EXERCISE BRIEF - Scan the following material for the string "aproximadas" and copy each line in which it appears.

SOURCE RECORDS -

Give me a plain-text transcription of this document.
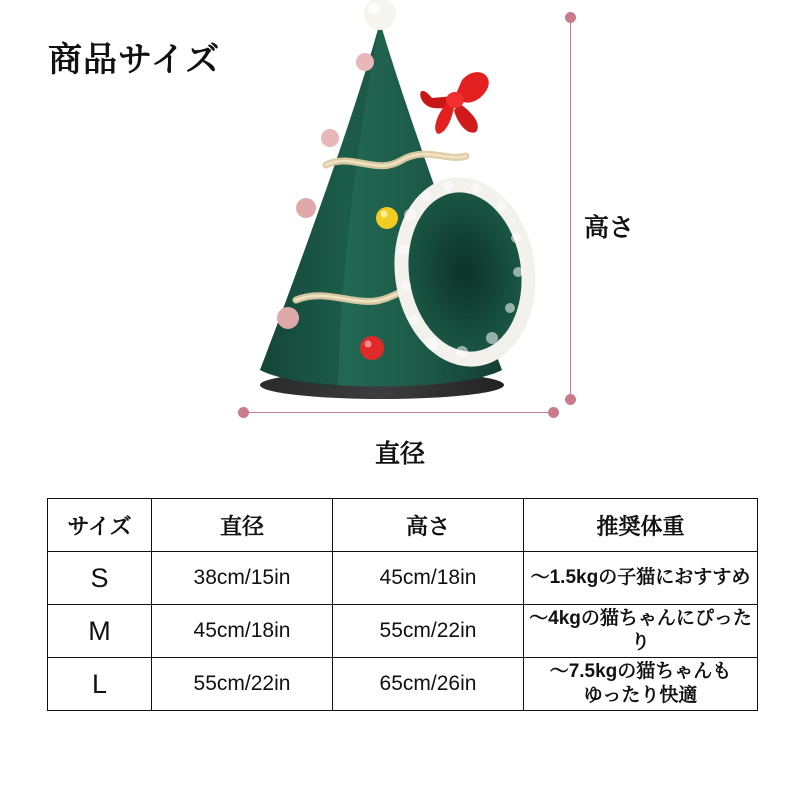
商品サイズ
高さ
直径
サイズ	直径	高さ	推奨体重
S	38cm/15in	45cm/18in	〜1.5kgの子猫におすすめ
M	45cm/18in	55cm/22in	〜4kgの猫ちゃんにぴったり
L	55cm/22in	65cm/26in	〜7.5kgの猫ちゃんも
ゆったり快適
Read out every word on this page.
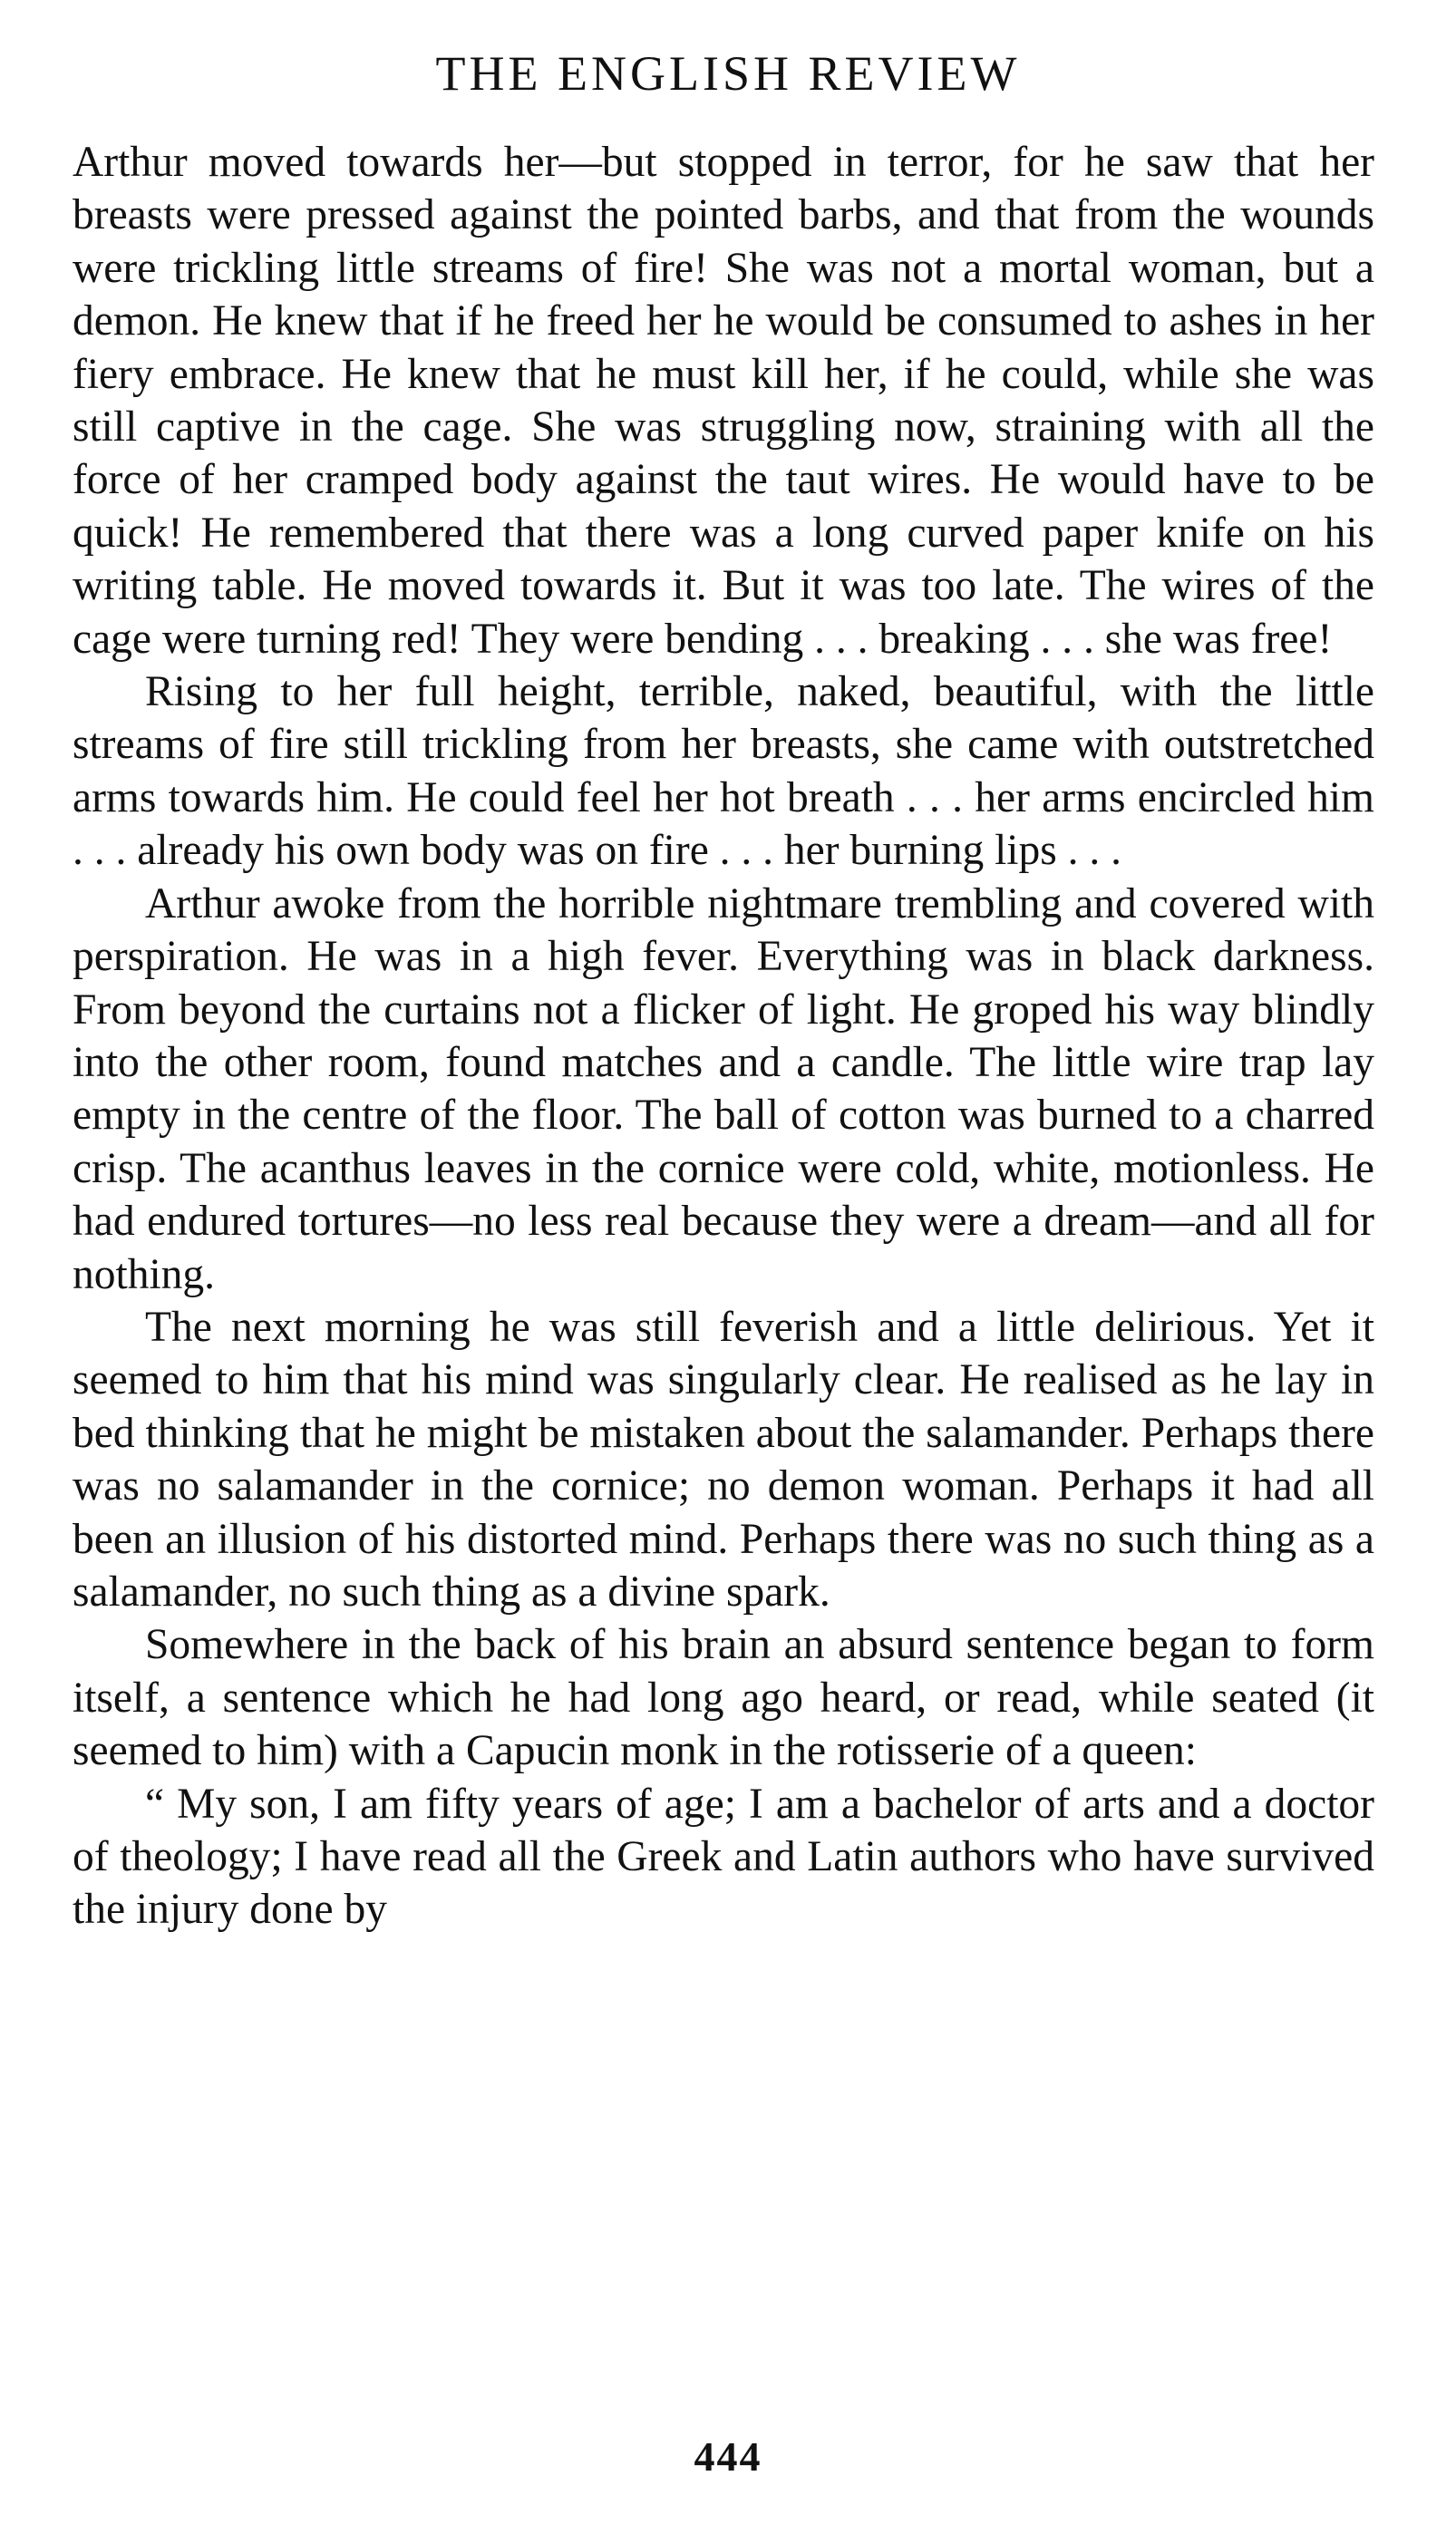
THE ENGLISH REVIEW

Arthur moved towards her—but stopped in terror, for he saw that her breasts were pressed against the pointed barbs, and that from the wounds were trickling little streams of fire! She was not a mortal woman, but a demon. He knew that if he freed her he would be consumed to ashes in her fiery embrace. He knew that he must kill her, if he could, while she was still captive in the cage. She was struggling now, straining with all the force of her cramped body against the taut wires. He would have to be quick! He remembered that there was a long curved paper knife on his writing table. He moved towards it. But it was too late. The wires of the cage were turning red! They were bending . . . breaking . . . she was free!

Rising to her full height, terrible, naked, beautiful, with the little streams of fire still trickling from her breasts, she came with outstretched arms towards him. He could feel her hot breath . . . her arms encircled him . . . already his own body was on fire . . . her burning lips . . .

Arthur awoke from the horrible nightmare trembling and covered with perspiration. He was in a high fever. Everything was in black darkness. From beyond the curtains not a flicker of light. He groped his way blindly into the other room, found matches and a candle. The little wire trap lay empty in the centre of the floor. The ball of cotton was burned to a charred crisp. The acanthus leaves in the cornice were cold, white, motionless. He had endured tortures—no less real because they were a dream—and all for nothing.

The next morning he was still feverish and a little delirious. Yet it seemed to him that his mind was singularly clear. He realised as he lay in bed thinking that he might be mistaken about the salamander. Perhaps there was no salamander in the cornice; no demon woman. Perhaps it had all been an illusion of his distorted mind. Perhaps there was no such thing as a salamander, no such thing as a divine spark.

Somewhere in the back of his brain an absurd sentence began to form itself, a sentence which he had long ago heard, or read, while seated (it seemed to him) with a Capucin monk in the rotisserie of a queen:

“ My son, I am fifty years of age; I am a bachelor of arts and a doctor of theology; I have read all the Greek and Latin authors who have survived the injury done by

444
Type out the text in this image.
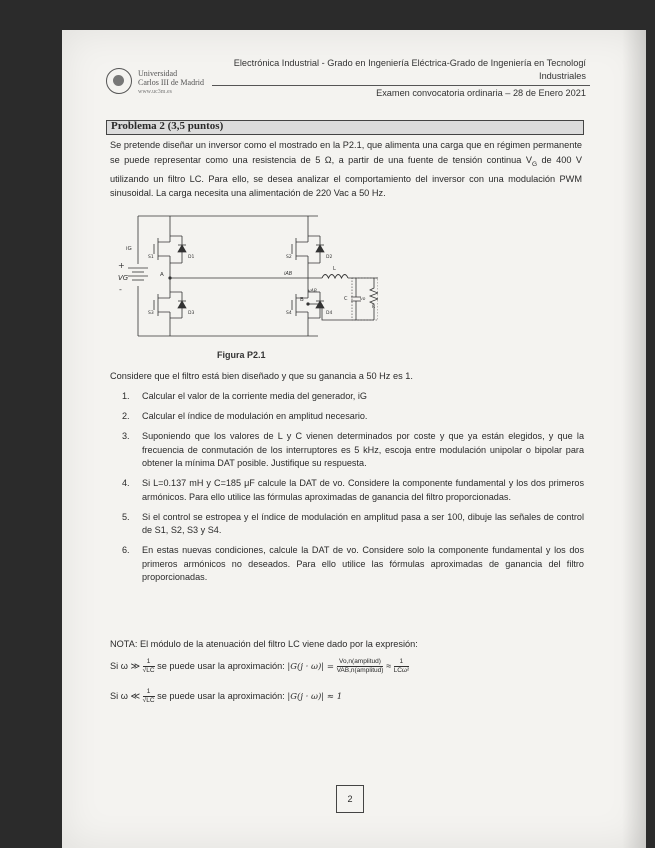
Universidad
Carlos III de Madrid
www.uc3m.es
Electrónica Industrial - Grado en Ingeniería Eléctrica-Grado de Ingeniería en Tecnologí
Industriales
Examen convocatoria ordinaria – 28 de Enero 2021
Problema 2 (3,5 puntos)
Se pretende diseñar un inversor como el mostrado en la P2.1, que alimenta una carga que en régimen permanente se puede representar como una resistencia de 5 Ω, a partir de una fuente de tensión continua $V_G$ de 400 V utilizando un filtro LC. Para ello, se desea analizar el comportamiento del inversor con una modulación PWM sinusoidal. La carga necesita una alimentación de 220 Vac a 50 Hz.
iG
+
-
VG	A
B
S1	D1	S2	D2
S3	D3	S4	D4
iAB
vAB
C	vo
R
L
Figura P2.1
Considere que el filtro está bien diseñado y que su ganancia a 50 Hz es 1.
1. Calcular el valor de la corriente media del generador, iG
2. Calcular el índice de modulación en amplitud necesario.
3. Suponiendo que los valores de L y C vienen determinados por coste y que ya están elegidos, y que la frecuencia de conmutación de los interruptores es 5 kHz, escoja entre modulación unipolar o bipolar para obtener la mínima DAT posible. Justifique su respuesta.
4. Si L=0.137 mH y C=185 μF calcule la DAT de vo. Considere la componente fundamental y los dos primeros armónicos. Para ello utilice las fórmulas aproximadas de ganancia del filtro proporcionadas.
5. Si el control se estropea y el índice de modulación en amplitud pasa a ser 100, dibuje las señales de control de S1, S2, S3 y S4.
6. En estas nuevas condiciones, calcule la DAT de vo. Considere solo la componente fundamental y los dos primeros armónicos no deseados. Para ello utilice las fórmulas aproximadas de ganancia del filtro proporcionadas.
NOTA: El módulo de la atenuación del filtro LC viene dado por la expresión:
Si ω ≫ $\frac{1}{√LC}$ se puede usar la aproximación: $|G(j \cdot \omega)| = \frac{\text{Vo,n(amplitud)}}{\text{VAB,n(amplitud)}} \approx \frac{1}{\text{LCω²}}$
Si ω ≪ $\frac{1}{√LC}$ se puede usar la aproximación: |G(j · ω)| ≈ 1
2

RESPONSE TO THIS TASK -
4. Si L=0.137 mH y C=185 μF calcule la DAT de vo. Considere la componente fundamental y los dos primeros armónicos. Para ello utilice las fórmulas aproximadas de ganancia del filtro proporcionadas.
6. En estas nuevas condiciones, calcule la DAT de vo. Considere solo la componente fundamental y los dos primeros armónicos no deseados. Para ello utilice las fórmulas aproximadas de ganancia del filtro proporcionadas.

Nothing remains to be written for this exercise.